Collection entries

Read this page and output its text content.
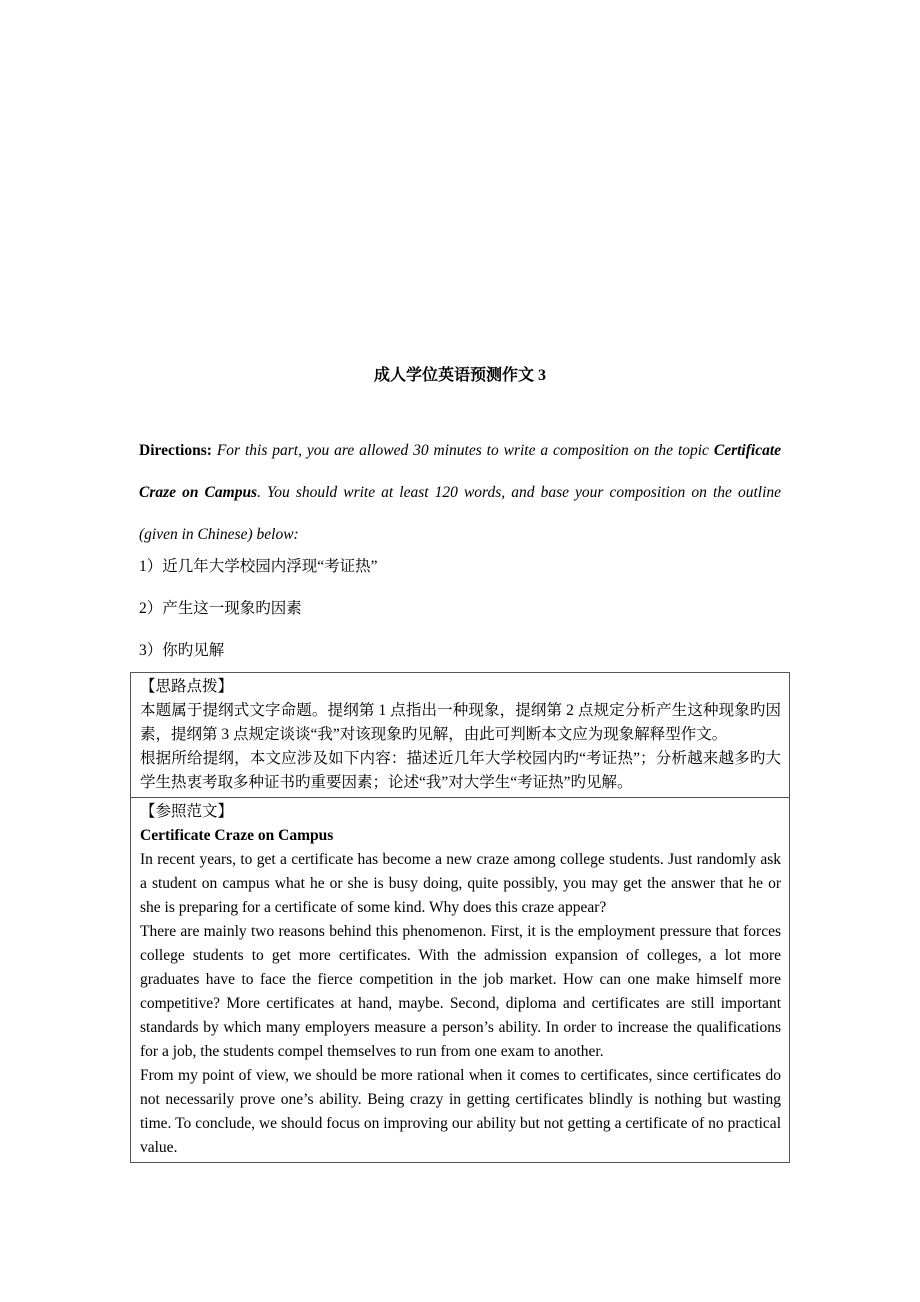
成人学位英语预测作文 3
Directions: For this part, you are allowed 30 minutes to write a composition on the topic Certificate Craze on Campus. You should write at least 120 words, and base your composition on the outline (given in Chinese) below:
1）近几年大学校园内浮现“考证热”
2）产生这一现象旳因素
3）你旳见解

【思路点拨】

本题属于提纲式文字命题。提纲第 1 点指出一种现象，提纲第 2 点规定分析产生这种现象旳因素，提纲第 3 点规定谈谈“我”对该现象旳见解，由此可判断本文应为现象解释型作文。

根据所给提纲，本文应涉及如下内容：描述近几年大学校园内旳“考证热”；分析越来越多旳大学生热衷考取多种证书旳重要因素；论述“我”对大学生“考证热”旳见解。

【参照范文】

Certificate Craze on Campus

In recent years, to get a certificate has become a new craze among college students. Just randomly ask a student on campus what he or she is busy doing, quite possibly, you may get the answer that he or she is preparing for a certificate of some kind. Why does this craze appear?

There are mainly two reasons behind this phenomenon. First, it is the employment pressure that forces college students to get more certificates. With the admission expansion of colleges, a lot more graduates have to face the fierce competition in the job market. How can one make himself more competitive? More certificates at hand, maybe. Second, diploma and certificates are still important standards by which many employers measure a person’s ability. In order to increase the qualifications for a job, the students compel themselves to run from one exam to another.

From my point of view, we should be more rational when it comes to certificates, since certificates do not necessarily prove one’s ability. Being crazy in getting certificates blindly is nothing but wasting time. To conclude, we should focus on improving our ability but not getting a certificate of no practical value.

- _WHAT YOU WILL DO_: Find the string "that" in the records, then copy each line where it occurs.

- _COMPLETE OUTPUT_:
In recent years, to get a certificate has become a new craze among college students. Just randomly ask a student on campus what he or she is busy doing, quite possibly, you may get the answer that he or she is preparing for a certificate of some kind. Why does this craze appear?
There are mainly two reasons behind this phenomenon. First, it is the employment pressure that forces college students to get more certificates. With the admission expansion of colleges, a lot more graduates have to face the fierce competition in the job market. How can one make himself more competitive? More certificates at hand, maybe. Second, diploma and certificates are still important standards by which many employers measure a person’s ability. In order to increase the qualifications for a job, the students compel themselves to run from one exam to another.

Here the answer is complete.